• _Directions for this task_
Transcribe all of the records precisely as they are presented.

• _Material for this exercise_
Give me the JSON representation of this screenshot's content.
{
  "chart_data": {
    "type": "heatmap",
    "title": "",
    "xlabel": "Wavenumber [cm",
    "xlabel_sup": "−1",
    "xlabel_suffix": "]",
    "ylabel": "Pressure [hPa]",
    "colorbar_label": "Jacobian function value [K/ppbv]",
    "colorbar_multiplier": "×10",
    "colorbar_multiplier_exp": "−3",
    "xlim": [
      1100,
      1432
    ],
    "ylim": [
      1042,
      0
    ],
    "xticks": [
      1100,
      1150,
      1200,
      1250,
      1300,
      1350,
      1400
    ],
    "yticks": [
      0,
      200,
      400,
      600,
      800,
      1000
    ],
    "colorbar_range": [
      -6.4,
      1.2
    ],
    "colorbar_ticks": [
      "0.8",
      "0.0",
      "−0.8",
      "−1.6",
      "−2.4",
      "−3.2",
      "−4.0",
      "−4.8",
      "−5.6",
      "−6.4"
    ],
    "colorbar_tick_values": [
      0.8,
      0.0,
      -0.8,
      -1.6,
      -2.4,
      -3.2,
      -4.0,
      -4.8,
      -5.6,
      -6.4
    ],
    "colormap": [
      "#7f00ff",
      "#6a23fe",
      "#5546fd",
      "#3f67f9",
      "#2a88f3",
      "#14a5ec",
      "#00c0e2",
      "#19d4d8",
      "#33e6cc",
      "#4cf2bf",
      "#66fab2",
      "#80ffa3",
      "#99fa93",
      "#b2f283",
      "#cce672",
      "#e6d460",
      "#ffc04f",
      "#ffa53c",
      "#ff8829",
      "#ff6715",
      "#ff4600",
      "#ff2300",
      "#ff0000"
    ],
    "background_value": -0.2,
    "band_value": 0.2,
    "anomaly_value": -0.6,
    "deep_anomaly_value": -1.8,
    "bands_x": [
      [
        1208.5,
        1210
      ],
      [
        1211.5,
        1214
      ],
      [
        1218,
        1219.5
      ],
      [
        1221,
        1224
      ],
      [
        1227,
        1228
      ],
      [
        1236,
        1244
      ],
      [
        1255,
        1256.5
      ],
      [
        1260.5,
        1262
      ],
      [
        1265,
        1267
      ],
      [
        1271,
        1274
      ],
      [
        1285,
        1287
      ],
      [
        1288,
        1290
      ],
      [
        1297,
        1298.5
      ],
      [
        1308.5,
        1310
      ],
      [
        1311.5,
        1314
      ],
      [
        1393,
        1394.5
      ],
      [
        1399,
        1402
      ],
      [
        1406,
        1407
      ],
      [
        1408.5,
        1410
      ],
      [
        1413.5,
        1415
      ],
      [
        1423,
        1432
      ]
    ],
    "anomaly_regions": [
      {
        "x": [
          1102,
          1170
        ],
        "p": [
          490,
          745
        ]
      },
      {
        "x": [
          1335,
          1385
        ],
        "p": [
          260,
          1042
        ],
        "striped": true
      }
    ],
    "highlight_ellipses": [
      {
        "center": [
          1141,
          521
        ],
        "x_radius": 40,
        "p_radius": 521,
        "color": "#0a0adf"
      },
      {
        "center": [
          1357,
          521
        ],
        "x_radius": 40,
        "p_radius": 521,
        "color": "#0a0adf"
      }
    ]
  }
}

• _Problem solution_
Give me the JSON representation of this screenshot's content.
{
  "chart_data": {
    "type": "heatmap",
    "title": "",
    "xlabel": "Wavenumber [cm",
    "xlabel_sup": "−1",
    "xlabel_suffix": "]",
    "ylabel": "Pressure [hPa]",
    "colorbar_label": "Jacobian function value [K/ppbv]",
    "colorbar_multiplier": "×10",
    "colorbar_multiplier_exp": "−3",
    "xlim": [
      1100,
      1432
    ],
    "ylim": [
      1042,
      0
    ],
    "xticks": [
      1100,
      1150,
      1200,
      1250,
      1300,
      1350,
      1400
    ],
    "yticks": [
      0,
      200,
      400,
      600,
      800,
      1000
    ],
    "colorbar_range": [
      -6.4,
      1.2
    ],
    "colorbar_ticks": [
      "0.8",
      "0.0",
      "−0.8",
      "−1.6",
      "−2.4",
      "−3.2",
      "−4.0",
      "−4.8",
      "−5.6",
      "−6.4"
    ],
    "colorbar_tick_values": [
      0.8,
      0.0,
      -0.8,
      -1.6,
      -2.4,
      -3.2,
      -4.0,
      -4.8,
      -5.6,
      -6.4
    ],
    "colormap": [
      "#7f00ff",
      "#6a23fe",
      "#5546fd",
      "#3f67f9",
      "#2a88f3",
      "#14a5ec",
      "#00c0e2",
      "#19d4d8",
      "#33e6cc",
      "#4cf2bf",
      "#66fab2",
      "#80ffa3",
      "#99fa93",
      "#b2f283",
      "#cce672",
      "#e6d460",
      "#ffc04f",
      "#ffa53c",
      "#ff8829",
      "#ff6715",
      "#ff4600",
      "#ff2300",
      "#ff0000"
    ],
    "background_value": -0.2,
    "band_value": 0.2,
    "anomaly_value": -0.6,
    "deep_anomaly_value": -1.8,
    "bands_x": [
      [
        1208.5,
        1210
      ],
      [
        1211.5,
        1214
      ],
      [
        1218,
        1219.5
      ],
      [
        1221,
        1224
      ],
      [
        1227,
        1228
      ],
      [
        1236,
        1244
      ],
      [
        1255,
        1256.5
      ],
      [
        1260.5,
        1262
      ],
      [
        1265,
        1267
      ],
      [
        1271,
        1274
      ],
      [
        1285,
        1287
      ],
      [
        1288,
        1290
      ],
      [
        1297,
        1298.5
      ],
      [
        1308.5,
        1310
      ],
      [
        1311.5,
        1314
      ],
      [
        1393,
        1394.5
      ],
      [
        1399,
        1402
      ],
      [
        1406,
        1407
      ],
      [
        1408.5,
        1410
      ],
      [
        1413.5,
        1415
      ],
      [
        1423,
        1432
      ]
    ],
    "anomaly_regions": [
      {
        "x": [
          1102,
          1170
        ],
        "p": [
          490,
          745
        ]
      },
      {
        "x": [
          1335,
          1385
        ],
        "p": [
          260,
          1042
        ],
        "striped": true
      }
    ],
    "highlight_ellipses": [
      {
        "center": [
          1141,
          521
        ],
        "x_radius": 40,
        "p_radius": 521,
        "color": "#0a0adf"
      },
      {
        "center": [
          1357,
          521
        ],
        "x_radius": 40,
        "p_radius": 521,
        "color": "#0a0adf"
      }
    ]
  }
}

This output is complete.